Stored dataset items
<<<<

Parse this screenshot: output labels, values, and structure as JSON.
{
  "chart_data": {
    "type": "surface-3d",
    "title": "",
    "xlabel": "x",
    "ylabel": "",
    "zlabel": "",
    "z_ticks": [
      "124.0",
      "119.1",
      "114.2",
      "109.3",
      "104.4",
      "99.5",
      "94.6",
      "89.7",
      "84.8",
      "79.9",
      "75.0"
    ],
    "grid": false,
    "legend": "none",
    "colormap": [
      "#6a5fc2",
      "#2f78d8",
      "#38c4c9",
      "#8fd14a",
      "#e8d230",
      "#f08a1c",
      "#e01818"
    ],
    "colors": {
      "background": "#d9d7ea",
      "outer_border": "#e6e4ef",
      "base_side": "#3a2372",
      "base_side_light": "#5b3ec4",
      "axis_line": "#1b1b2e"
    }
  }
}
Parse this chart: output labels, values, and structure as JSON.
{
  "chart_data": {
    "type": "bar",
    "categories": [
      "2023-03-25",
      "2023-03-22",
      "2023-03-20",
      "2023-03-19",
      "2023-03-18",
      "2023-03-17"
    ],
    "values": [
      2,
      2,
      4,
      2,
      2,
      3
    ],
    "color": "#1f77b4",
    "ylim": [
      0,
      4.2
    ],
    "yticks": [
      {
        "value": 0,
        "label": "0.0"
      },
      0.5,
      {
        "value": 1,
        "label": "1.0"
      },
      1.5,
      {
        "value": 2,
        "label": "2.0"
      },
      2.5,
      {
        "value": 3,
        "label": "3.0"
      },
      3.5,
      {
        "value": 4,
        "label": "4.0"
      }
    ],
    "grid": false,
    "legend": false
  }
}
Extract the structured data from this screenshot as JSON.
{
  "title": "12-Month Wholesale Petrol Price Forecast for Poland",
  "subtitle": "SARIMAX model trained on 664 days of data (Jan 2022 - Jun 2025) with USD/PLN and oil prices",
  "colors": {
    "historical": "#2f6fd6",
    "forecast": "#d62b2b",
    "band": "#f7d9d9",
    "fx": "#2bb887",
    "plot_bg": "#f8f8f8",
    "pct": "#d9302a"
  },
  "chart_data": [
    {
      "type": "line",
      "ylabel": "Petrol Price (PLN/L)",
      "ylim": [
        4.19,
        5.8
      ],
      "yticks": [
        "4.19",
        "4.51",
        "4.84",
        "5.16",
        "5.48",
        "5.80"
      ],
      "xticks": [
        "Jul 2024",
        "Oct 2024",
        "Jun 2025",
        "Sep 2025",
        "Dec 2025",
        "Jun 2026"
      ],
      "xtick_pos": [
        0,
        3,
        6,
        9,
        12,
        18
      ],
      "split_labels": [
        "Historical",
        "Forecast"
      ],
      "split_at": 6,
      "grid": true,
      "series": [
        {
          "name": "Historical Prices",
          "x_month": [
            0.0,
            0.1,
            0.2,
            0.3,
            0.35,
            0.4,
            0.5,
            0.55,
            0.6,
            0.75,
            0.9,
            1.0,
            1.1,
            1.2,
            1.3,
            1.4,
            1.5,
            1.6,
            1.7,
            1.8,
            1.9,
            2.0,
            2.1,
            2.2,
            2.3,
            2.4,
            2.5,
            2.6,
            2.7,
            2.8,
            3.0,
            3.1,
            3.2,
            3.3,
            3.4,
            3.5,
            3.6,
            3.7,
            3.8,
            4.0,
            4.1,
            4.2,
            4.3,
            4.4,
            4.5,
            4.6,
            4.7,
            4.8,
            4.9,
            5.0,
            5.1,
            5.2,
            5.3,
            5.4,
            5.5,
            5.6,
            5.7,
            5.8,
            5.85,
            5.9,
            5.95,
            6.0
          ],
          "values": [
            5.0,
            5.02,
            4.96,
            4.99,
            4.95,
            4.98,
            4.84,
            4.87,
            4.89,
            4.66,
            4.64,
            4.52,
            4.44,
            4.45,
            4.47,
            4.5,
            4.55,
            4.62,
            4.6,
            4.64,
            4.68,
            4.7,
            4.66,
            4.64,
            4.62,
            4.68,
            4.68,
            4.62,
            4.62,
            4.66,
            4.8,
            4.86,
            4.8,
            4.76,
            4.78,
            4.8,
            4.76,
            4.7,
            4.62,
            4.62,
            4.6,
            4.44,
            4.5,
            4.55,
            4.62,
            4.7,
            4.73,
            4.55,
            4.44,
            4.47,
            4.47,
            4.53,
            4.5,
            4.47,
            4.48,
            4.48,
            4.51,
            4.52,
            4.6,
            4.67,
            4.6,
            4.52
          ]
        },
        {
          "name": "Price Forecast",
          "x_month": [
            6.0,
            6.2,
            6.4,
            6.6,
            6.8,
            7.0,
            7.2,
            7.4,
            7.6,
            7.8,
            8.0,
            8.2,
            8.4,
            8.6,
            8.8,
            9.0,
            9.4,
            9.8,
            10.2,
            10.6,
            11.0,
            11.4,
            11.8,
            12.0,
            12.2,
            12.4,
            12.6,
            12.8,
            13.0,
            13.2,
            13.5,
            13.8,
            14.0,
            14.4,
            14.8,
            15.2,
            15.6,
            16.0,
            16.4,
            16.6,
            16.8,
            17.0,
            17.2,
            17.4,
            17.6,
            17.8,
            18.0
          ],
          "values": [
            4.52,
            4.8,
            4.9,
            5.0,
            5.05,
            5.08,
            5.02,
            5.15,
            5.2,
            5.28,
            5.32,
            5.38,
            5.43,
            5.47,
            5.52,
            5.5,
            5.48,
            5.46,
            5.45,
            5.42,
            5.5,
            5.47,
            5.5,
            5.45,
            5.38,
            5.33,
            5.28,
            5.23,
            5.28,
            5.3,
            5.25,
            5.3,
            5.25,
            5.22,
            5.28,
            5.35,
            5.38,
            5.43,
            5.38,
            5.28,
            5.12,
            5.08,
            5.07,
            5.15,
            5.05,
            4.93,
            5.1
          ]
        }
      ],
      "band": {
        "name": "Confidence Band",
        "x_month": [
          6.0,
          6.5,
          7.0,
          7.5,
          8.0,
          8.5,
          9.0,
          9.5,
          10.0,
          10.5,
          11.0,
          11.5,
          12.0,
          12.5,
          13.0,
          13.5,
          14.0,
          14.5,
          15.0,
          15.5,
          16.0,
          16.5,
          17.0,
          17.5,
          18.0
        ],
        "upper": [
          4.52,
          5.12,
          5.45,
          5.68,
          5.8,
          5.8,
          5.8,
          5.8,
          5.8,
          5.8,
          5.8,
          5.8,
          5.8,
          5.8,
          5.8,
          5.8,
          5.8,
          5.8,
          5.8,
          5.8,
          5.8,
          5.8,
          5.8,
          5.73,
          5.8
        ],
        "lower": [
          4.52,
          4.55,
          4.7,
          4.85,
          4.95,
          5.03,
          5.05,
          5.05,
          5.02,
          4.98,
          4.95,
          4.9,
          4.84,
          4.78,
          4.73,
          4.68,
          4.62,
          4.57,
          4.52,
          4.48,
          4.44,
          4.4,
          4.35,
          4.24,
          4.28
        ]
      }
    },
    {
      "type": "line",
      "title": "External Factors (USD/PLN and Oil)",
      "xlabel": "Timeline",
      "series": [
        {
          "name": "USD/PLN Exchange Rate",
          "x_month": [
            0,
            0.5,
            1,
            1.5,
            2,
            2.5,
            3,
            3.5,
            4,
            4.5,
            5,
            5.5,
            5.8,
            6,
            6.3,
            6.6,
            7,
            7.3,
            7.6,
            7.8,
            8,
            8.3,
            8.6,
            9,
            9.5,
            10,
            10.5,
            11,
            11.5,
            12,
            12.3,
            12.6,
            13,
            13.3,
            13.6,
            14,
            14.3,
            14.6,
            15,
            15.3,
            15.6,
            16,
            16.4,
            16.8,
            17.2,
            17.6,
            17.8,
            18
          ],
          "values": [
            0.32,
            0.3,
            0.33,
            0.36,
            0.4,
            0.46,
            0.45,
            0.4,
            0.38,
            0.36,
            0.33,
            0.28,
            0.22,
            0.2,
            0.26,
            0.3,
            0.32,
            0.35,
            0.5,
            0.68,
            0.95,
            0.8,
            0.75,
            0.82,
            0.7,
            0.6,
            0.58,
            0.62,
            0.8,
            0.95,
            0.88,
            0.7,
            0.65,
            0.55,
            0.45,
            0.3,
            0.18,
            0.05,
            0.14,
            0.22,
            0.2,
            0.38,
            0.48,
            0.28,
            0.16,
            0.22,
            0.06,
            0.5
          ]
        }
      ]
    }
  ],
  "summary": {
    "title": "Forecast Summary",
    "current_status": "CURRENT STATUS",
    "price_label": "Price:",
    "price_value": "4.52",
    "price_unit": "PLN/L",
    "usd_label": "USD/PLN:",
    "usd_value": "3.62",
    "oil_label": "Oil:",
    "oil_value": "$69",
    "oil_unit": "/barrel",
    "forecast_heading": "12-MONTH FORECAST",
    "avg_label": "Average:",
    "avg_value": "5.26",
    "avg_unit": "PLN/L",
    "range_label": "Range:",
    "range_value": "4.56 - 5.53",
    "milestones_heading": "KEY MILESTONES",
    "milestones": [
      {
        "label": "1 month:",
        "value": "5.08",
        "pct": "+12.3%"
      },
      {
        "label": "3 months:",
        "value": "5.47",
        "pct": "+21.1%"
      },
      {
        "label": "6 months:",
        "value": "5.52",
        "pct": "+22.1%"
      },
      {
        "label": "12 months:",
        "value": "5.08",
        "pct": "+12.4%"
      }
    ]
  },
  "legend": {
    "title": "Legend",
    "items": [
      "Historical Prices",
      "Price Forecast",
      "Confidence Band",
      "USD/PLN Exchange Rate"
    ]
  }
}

>>>>

> _Your goal_: Take every line from the data above that holds "output" and copy it out.

> _Result below_:
Parse this screenshot: output labels, values, and structure as JSON.
Parse this chart: output labels, values, and structure as JSON.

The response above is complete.